• Task statement:
Look through the listing for the word "code". Copy each line that has it.

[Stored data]

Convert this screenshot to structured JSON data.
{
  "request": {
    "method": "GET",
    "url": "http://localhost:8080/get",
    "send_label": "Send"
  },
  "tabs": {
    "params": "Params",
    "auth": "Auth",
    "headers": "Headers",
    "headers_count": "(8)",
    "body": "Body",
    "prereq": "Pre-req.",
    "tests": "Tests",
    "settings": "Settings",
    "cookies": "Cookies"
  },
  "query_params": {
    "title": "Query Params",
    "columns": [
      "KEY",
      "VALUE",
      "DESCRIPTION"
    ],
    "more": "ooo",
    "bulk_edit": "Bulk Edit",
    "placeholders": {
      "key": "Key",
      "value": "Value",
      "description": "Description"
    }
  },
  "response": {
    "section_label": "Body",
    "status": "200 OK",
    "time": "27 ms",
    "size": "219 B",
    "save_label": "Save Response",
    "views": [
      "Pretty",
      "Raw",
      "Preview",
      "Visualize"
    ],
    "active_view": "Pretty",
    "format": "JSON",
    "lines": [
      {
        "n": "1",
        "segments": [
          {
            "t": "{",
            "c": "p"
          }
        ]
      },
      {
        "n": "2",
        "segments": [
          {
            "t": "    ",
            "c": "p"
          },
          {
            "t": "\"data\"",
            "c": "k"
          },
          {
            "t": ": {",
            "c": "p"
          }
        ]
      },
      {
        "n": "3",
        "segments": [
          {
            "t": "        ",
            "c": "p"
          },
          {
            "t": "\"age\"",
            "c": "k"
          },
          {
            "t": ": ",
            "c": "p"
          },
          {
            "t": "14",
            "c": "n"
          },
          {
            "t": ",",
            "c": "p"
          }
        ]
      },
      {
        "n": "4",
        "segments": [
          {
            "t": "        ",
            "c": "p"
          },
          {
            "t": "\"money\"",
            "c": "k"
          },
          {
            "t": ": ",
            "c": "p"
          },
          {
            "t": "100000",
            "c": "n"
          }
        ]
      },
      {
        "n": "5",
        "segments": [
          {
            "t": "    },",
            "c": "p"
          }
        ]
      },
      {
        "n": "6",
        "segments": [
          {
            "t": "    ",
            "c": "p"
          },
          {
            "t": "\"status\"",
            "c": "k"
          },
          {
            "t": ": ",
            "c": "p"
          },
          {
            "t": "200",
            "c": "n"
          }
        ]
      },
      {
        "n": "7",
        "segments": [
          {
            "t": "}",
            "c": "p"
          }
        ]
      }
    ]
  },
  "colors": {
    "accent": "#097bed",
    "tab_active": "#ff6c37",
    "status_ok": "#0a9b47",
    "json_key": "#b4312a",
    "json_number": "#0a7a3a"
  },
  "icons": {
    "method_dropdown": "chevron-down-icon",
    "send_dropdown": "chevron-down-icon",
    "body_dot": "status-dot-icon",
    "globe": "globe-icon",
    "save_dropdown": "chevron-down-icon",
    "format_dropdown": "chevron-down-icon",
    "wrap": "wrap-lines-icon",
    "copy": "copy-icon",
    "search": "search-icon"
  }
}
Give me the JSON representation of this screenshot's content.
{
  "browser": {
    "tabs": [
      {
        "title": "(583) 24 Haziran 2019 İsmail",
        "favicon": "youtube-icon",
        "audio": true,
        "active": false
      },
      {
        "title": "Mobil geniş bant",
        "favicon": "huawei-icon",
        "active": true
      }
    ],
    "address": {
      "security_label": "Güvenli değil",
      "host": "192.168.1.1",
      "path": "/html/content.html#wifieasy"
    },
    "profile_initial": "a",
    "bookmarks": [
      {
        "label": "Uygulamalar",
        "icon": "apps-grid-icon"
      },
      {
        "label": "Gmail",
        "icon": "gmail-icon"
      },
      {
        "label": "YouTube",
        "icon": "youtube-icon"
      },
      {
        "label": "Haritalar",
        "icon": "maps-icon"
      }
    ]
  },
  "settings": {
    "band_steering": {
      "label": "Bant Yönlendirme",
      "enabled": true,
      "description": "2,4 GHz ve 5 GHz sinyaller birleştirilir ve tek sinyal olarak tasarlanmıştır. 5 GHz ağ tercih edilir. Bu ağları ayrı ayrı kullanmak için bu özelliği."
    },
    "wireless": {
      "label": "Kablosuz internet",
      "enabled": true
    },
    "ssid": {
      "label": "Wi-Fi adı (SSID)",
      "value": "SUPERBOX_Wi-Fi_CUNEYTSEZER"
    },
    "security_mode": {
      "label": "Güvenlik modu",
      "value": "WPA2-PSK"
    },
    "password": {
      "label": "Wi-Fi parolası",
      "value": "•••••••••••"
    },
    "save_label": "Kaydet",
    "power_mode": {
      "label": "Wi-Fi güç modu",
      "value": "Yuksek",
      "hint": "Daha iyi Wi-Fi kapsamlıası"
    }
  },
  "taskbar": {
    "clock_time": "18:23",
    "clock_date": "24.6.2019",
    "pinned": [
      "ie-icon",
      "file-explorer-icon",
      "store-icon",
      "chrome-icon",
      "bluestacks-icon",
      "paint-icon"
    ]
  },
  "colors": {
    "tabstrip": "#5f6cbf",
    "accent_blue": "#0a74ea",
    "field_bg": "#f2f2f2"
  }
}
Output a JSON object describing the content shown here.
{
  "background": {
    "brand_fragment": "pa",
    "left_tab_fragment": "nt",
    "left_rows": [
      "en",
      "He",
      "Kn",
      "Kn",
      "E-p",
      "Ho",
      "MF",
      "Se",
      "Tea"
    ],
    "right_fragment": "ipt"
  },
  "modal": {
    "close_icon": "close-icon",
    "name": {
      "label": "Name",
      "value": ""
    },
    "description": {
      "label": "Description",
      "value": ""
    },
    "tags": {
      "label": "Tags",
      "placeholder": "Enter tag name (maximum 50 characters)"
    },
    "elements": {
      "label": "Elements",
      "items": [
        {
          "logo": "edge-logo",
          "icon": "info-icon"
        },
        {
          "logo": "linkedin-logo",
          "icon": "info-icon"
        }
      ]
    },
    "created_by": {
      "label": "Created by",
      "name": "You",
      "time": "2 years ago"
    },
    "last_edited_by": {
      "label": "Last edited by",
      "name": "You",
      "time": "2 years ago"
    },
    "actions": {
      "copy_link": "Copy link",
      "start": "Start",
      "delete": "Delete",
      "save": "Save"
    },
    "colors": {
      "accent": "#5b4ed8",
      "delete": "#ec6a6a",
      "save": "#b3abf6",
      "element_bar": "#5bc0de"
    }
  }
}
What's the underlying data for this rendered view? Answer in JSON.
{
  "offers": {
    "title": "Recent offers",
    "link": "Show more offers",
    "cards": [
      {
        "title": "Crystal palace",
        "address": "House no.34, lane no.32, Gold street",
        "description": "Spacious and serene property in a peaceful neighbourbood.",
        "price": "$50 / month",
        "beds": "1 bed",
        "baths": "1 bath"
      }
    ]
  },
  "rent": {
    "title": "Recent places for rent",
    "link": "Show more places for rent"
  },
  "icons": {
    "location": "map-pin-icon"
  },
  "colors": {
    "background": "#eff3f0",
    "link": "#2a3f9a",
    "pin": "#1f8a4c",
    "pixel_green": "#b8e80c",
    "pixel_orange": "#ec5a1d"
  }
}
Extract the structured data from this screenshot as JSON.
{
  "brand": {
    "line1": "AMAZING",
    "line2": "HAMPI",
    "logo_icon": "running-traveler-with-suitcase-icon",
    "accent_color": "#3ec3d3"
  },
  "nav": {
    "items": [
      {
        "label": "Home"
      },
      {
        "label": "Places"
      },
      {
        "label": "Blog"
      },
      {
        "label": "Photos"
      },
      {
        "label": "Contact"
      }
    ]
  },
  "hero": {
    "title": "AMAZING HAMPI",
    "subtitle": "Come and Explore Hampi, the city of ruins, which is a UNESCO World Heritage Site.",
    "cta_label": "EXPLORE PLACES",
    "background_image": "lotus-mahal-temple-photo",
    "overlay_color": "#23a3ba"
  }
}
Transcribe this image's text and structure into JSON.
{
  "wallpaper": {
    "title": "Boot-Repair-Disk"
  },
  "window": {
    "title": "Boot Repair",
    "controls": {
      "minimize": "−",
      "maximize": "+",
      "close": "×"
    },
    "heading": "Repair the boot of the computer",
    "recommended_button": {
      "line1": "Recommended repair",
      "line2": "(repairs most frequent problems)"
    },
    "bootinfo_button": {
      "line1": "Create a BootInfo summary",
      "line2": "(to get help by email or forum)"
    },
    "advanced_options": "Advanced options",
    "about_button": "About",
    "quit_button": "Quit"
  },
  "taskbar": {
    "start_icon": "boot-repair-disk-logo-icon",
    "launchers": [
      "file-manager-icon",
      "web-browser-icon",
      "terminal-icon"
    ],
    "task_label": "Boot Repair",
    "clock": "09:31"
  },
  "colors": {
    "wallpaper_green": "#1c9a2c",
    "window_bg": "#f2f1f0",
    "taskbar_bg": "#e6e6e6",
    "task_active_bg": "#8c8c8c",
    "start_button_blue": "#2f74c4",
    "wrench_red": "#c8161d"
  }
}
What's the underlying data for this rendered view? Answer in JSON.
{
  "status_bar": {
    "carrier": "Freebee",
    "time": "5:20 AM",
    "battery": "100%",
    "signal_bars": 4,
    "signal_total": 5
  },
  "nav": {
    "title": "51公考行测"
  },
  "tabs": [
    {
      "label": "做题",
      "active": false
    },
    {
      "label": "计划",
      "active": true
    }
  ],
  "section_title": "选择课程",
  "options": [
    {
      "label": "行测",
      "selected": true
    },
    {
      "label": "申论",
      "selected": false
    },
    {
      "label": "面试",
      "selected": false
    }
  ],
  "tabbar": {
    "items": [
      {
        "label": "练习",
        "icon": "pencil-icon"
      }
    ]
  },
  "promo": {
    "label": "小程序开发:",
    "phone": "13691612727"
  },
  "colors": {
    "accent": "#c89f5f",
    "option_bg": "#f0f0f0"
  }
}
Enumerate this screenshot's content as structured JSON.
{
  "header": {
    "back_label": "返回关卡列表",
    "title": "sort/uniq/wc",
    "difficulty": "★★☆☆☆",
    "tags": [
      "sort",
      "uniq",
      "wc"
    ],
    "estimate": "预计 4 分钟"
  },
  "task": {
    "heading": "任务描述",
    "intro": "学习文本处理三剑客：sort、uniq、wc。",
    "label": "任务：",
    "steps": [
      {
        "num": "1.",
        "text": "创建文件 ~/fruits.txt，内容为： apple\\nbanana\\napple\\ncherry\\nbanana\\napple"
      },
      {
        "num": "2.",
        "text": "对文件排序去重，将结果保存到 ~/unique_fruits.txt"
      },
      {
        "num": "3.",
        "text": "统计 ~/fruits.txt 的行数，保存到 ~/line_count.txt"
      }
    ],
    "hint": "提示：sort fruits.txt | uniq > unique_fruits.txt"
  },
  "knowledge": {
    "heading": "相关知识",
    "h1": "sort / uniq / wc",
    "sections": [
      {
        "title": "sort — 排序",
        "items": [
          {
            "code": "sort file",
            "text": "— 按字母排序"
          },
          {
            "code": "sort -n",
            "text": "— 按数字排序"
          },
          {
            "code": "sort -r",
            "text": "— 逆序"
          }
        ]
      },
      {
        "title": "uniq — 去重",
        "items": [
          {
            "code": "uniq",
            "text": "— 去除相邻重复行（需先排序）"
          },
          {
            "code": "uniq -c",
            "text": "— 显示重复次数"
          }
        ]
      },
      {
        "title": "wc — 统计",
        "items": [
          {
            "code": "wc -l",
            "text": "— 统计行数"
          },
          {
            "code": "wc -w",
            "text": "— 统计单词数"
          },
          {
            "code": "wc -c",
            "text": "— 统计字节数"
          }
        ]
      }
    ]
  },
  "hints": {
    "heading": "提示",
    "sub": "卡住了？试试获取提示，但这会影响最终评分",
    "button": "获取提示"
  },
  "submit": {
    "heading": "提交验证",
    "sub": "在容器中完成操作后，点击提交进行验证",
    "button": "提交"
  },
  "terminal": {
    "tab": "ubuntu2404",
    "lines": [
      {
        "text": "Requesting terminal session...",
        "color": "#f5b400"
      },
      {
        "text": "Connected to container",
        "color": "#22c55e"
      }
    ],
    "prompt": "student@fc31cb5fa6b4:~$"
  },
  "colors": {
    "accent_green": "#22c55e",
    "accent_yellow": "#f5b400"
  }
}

• The solution:
            "code": "sort file",
            "code": "sort -n",
            "code": "sort -r",
            "code": "uniq",
            "code": "uniq -c",
            "code": "wc -l",
            "code": "wc -w",
            "code": "wc -c",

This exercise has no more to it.